_PROBLEM TO SOLVE_
State how many lines of the entries include the string "this", please, leaving out everything but the number.

%%

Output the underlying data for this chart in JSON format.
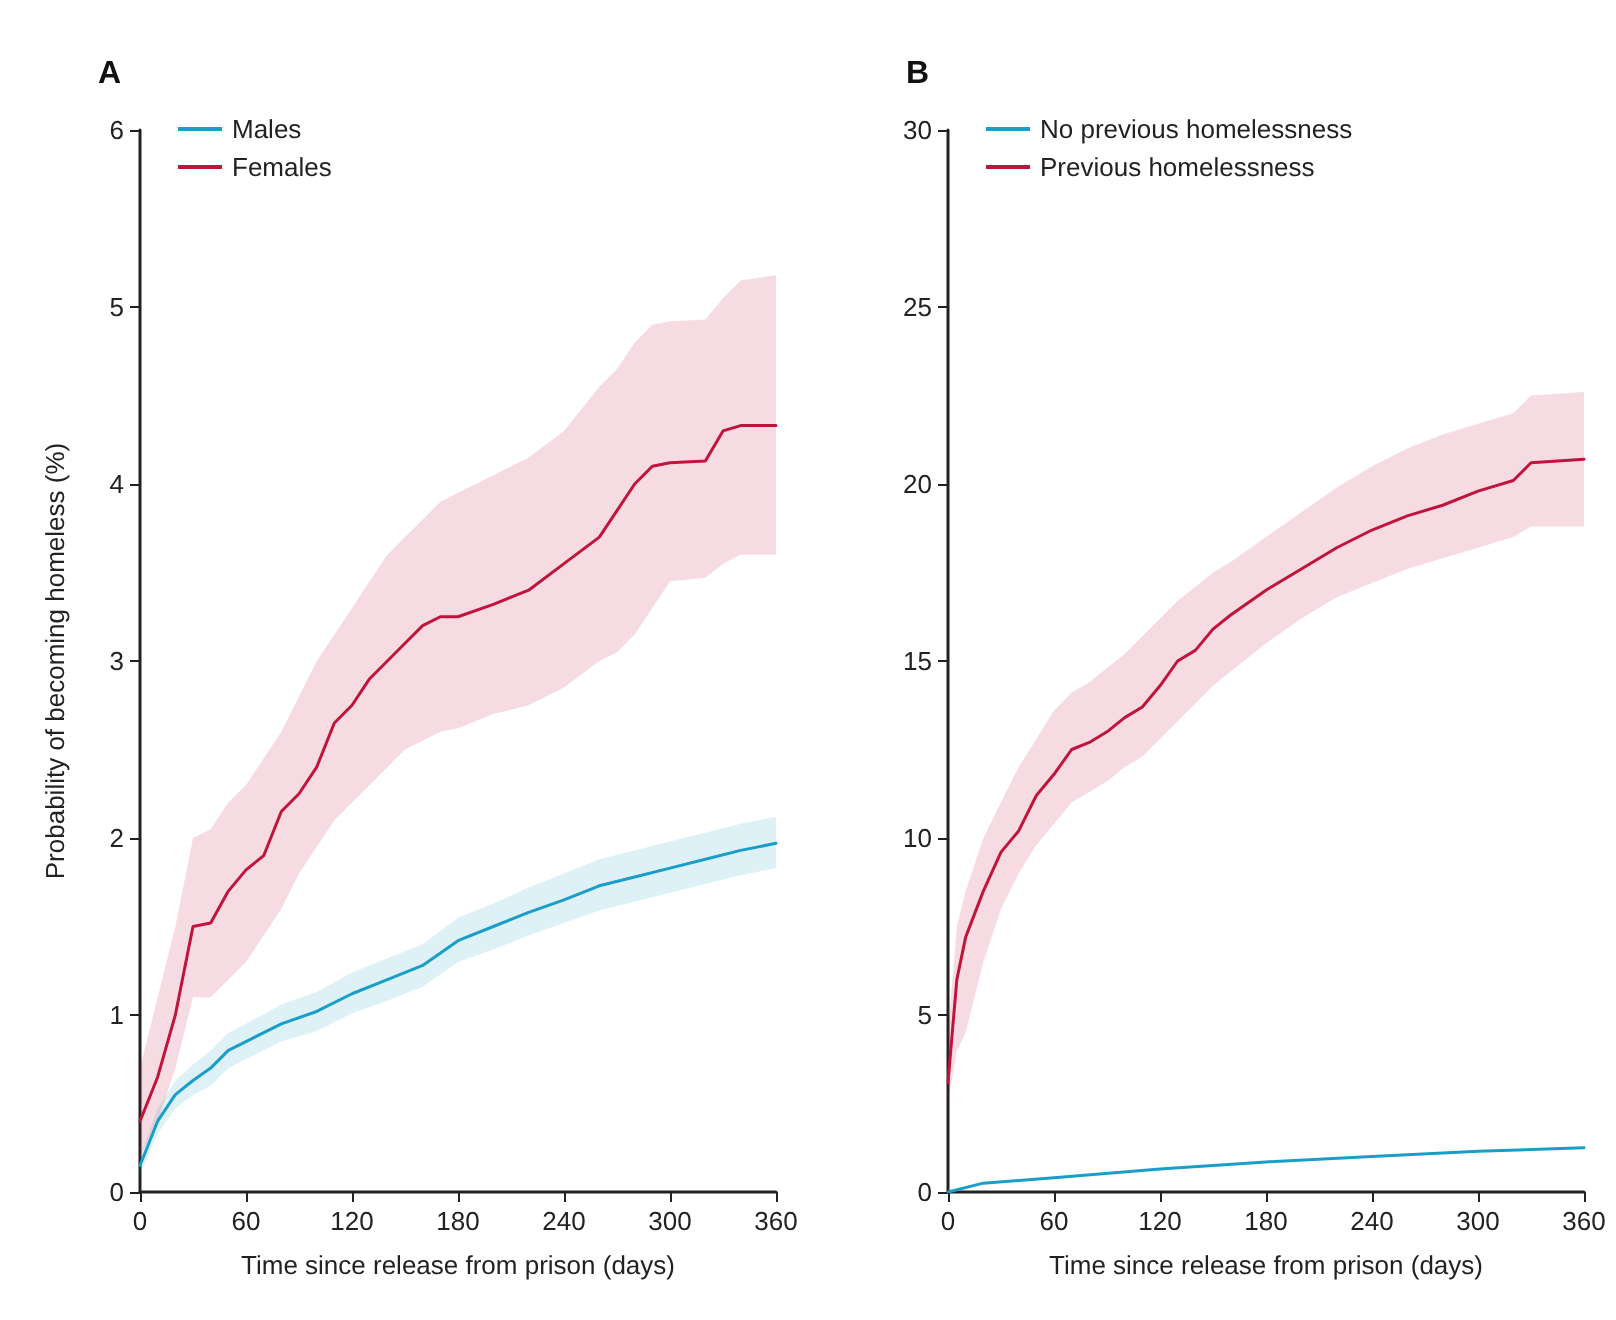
{
  "chart_data": [
    {
      "type": "line",
      "title": "A",
      "xlabel": "Time since release from prison (days)",
      "ylabel": "Probability of becoming homeless (%)",
      "xlim": [
        0,
        360
      ],
      "xticks": [
        0,
        60,
        120,
        180,
        240,
        300,
        360
      ],
      "ylim": [
        0,
        6
      ],
      "yticks": [
        0,
        1,
        2,
        3,
        4,
        5,
        6
      ],
      "grid": false,
      "legend": "top left",
      "series": [
        {
          "name": "Males",
          "color": "#1a9ec9",
          "x": [
            0,
            10,
            20,
            30,
            40,
            50,
            60,
            80,
            100,
            120,
            140,
            160,
            180,
            200,
            220,
            240,
            260,
            280,
            300,
            320,
            340,
            360
          ],
          "values": [
            0.15,
            0.4,
            0.55,
            0.63,
            0.7,
            0.8,
            0.85,
            0.95,
            1.02,
            1.12,
            1.2,
            1.28,
            1.42,
            1.5,
            1.58,
            1.65,
            1.73,
            1.78,
            1.83,
            1.88,
            1.93,
            1.97
          ],
          "lower": [
            0.1,
            0.33,
            0.47,
            0.55,
            0.6,
            0.7,
            0.75,
            0.85,
            0.91,
            1.01,
            1.08,
            1.16,
            1.3,
            1.37,
            1.45,
            1.52,
            1.59,
            1.64,
            1.69,
            1.74,
            1.79,
            1.83
          ],
          "upper": [
            0.2,
            0.47,
            0.63,
            0.72,
            0.8,
            0.9,
            0.95,
            1.06,
            1.13,
            1.24,
            1.32,
            1.4,
            1.55,
            1.63,
            1.72,
            1.8,
            1.88,
            1.93,
            1.98,
            2.03,
            2.08,
            2.12
          ]
        },
        {
          "name": "Females",
          "color": "#c0143c",
          "x": [
            0,
            10,
            20,
            30,
            40,
            50,
            60,
            70,
            80,
            90,
            100,
            110,
            120,
            130,
            140,
            150,
            160,
            170,
            180,
            200,
            220,
            240,
            260,
            270,
            280,
            290,
            300,
            320,
            330,
            340,
            360
          ],
          "values": [
            0.4,
            0.65,
            1.0,
            1.5,
            1.52,
            1.7,
            1.82,
            1.9,
            2.15,
            2.25,
            2.4,
            2.65,
            2.75,
            2.9,
            3.0,
            3.1,
            3.2,
            3.25,
            3.25,
            3.32,
            3.4,
            3.55,
            3.7,
            3.85,
            4.0,
            4.1,
            4.12,
            4.13,
            4.3,
            4.33,
            4.33
          ],
          "lower": [
            0.2,
            0.4,
            0.7,
            1.1,
            1.1,
            1.2,
            1.3,
            1.45,
            1.6,
            1.8,
            1.95,
            2.1,
            2.2,
            2.3,
            2.4,
            2.5,
            2.55,
            2.6,
            2.62,
            2.7,
            2.75,
            2.85,
            3.0,
            3.05,
            3.15,
            3.3,
            3.45,
            3.47,
            3.55,
            3.6,
            3.6
          ],
          "upper": [
            0.7,
            1.1,
            1.5,
            2.0,
            2.05,
            2.2,
            2.3,
            2.45,
            2.6,
            2.8,
            3.0,
            3.15,
            3.3,
            3.45,
            3.6,
            3.7,
            3.8,
            3.9,
            3.95,
            4.05,
            4.15,
            4.3,
            4.55,
            4.65,
            4.8,
            4.9,
            4.92,
            4.93,
            5.05,
            5.15,
            5.18
          ]
        }
      ]
    },
    {
      "type": "line",
      "title": "B",
      "xlabel": "Time since release from prison (days)",
      "xlim": [
        0,
        360
      ],
      "xticks": [
        0,
        60,
        120,
        180,
        240,
        300,
        360
      ],
      "ylim": [
        0,
        30
      ],
      "yticks": [
        0,
        5,
        10,
        15,
        20,
        25,
        30
      ],
      "grid": false,
      "legend": "top left",
      "series": [
        {
          "name": "No previous homelessness",
          "color": "#1a9ec9",
          "x": [
            0,
            20,
            60,
            120,
            180,
            240,
            300,
            360
          ],
          "values": [
            0,
            0.25,
            0.4,
            0.65,
            0.85,
            1.0,
            1.15,
            1.25
          ]
        },
        {
          "name": "Previous homelessness",
          "color": "#c0143c",
          "x": [
            0,
            5,
            10,
            20,
            30,
            40,
            50,
            60,
            70,
            80,
            90,
            100,
            110,
            120,
            130,
            140,
            150,
            160,
            180,
            200,
            220,
            240,
            260,
            280,
            300,
            320,
            330,
            360
          ],
          "values": [
            3.1,
            6,
            7.2,
            8.5,
            9.6,
            10.2,
            11.2,
            11.8,
            12.5,
            12.7,
            13.0,
            13.4,
            13.7,
            14.3,
            15.0,
            15.3,
            15.9,
            16.3,
            17.0,
            17.6,
            18.2,
            18.7,
            19.1,
            19.4,
            19.8,
            20.1,
            20.6,
            20.7
          ],
          "lower": [
            2.5,
            4,
            4.5,
            6.5,
            8,
            9,
            9.8,
            10.4,
            11,
            11.3,
            11.6,
            12,
            12.3,
            12.8,
            13.3,
            13.8,
            14.3,
            14.7,
            15.5,
            16.2,
            16.8,
            17.2,
            17.6,
            17.9,
            18.2,
            18.5,
            18.8,
            18.8
          ],
          "upper": [
            4.5,
            7.5,
            8.5,
            10,
            11,
            12,
            12.8,
            13.6,
            14.1,
            14.4,
            14.8,
            15.2,
            15.7,
            16.2,
            16.7,
            17.1,
            17.5,
            17.8,
            18.5,
            19.2,
            19.9,
            20.5,
            21,
            21.4,
            21.7,
            22,
            22.5,
            22.6
          ]
        }
      ]
    }
  ]
}
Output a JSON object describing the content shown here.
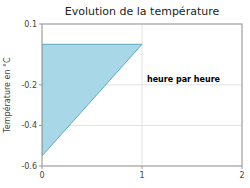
{
  "chart_data": {
    "type": "area",
    "title": "Evolution de la température",
    "ylabel": "Température en °C",
    "annotation": "heure par heure",
    "x": [
      0,
      0,
      1,
      0
    ],
    "values": [
      0,
      -0.55,
      0,
      0
    ],
    "color": "#a8d8e8",
    "xlim": [
      0,
      2
    ],
    "ylim": [
      -0.6,
      0.1
    ],
    "xticks": [
      0,
      1,
      2
    ],
    "yticks": [
      -0.6,
      -0.4,
      -0.2,
      0.1
    ],
    "grid": true
  }
}
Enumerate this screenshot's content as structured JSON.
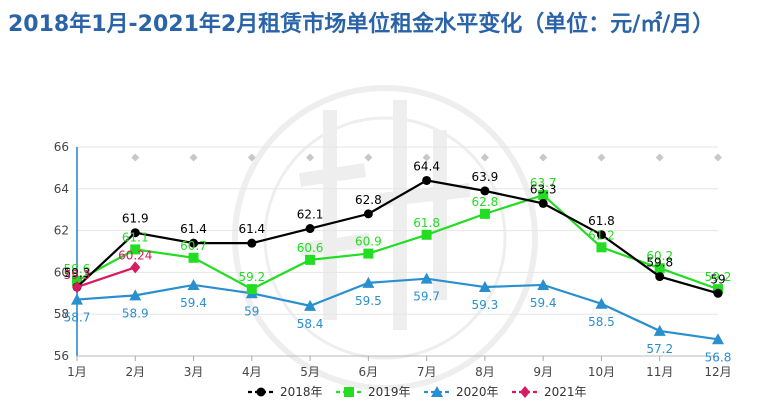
{
  "chart_data": {
    "type": "line",
    "title": "2018年1月-2021年2月租赁市场单位租金水平变化（单位：元/㎡/月）",
    "xlabel": "",
    "ylabel": "",
    "ylim": [
      56,
      66
    ],
    "yticks": [
      56,
      58,
      60,
      62,
      64,
      66
    ],
    "categories": [
      "1月",
      "2月",
      "3月",
      "4月",
      "5月",
      "6月",
      "7月",
      "8月",
      "9月",
      "10月",
      "11月",
      "12月"
    ],
    "grid": true,
    "legend": "bottom",
    "series": [
      {
        "name": "2018年",
        "color": "#000000",
        "marker": "circle",
        "values": [
          59.3,
          61.9,
          61.4,
          61.4,
          62.1,
          62.8,
          64.4,
          63.9,
          63.3,
          61.8,
          59.8,
          59
        ]
      },
      {
        "name": "2019年",
        "color": "#22dd22",
        "marker": "square",
        "values": [
          59.6,
          61.1,
          60.7,
          59.2,
          60.6,
          60.9,
          61.8,
          62.8,
          63.7,
          61.2,
          60.2,
          59.2
        ]
      },
      {
        "name": "2020年",
        "color": "#2a8fcf",
        "marker": "triangle",
        "values": [
          58.7,
          58.9,
          59.4,
          59,
          58.4,
          59.5,
          59.7,
          59.3,
          59.4,
          58.5,
          57.2,
          56.8
        ]
      },
      {
        "name": "2021年",
        "color": "#d81b60",
        "marker": "diamond",
        "values": [
          59.3,
          60.24,
          null,
          null,
          null,
          null,
          null,
          null,
          null,
          null,
          null,
          null
        ]
      }
    ]
  }
}
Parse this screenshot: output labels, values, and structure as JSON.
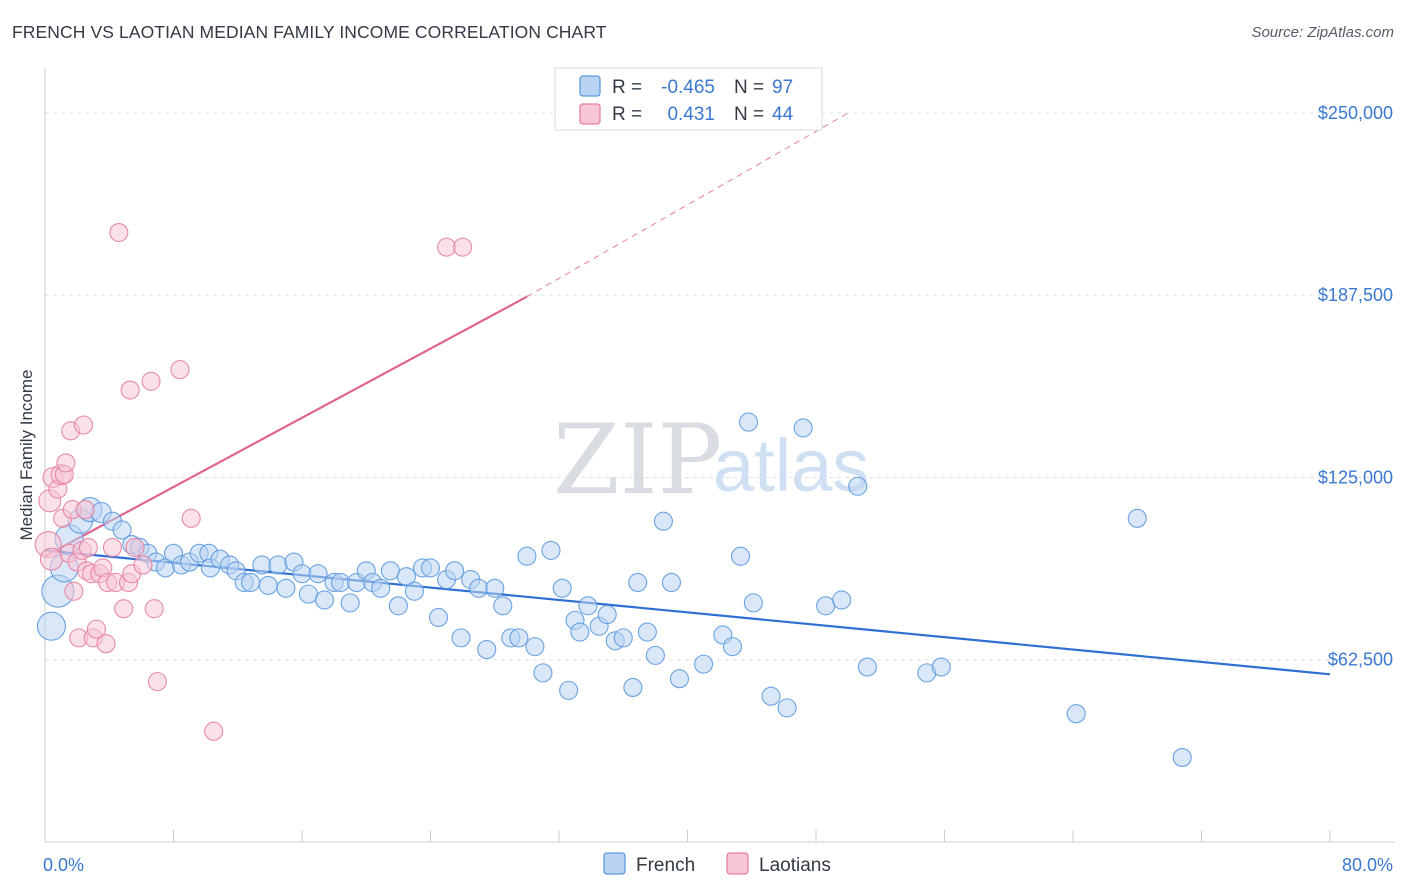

%%

_RESPONSE TO THE EXERCISE_
3